Data rows

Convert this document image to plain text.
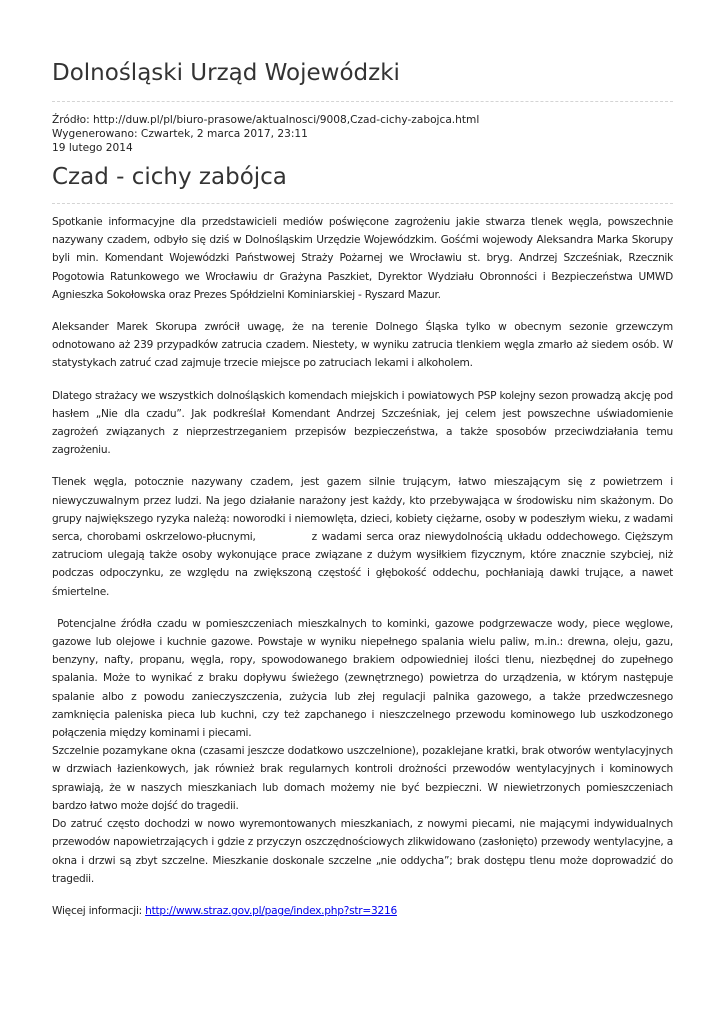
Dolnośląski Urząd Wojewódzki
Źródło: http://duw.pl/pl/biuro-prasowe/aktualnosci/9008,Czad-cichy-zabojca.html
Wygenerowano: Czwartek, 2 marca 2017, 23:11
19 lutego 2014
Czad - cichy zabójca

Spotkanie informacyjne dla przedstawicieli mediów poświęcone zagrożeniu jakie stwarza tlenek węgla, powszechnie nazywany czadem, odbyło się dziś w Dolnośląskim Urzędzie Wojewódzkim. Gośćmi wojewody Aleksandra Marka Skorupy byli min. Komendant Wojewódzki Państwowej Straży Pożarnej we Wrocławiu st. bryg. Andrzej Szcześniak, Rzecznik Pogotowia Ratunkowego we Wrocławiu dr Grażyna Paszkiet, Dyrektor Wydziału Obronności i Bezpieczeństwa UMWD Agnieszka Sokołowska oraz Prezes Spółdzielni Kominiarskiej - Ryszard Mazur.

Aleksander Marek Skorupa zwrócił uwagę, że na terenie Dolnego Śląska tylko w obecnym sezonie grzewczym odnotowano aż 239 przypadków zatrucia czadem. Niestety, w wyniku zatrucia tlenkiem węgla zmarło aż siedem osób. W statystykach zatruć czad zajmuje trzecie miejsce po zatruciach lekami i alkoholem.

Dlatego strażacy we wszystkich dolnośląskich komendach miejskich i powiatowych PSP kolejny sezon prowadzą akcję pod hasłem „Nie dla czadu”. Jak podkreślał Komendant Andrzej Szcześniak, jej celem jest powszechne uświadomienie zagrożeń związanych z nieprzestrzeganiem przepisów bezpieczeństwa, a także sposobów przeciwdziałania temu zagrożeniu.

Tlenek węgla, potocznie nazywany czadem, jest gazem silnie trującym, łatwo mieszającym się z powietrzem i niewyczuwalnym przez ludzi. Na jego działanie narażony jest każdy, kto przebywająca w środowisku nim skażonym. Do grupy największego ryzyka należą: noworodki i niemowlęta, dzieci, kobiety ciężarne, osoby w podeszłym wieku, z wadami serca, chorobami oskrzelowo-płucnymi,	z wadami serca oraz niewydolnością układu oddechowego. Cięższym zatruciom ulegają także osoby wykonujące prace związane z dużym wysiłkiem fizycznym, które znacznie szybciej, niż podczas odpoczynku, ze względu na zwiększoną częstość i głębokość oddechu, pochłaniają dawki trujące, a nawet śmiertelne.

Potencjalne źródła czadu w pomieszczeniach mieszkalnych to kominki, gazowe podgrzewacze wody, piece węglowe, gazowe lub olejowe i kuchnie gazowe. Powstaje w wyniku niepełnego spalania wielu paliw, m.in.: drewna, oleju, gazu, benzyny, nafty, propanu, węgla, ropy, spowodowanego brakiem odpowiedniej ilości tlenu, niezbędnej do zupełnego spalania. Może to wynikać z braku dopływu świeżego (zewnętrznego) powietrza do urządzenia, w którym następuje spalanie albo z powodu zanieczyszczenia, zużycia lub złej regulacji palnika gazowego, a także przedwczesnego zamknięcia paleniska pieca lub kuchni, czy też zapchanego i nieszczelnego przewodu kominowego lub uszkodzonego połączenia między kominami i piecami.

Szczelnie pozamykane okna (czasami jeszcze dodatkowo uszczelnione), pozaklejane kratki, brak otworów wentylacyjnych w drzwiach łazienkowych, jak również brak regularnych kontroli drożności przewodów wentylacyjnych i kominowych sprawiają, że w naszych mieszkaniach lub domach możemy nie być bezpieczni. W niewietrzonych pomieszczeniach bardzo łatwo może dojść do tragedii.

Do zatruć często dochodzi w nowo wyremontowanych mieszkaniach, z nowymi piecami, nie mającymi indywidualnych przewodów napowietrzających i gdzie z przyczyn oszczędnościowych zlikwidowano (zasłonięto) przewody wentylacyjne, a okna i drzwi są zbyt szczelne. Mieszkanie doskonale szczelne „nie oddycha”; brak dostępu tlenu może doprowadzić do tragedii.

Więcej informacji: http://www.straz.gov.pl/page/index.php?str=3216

The exercise
Select and copy every line of the material that holds the string "cichy".

Exercise response
Źródło: http://duw.pl/pl/biuro-prasowe/aktualnosci/9008,Czad-cichy-zabojca.html
Czad - cichy zabójca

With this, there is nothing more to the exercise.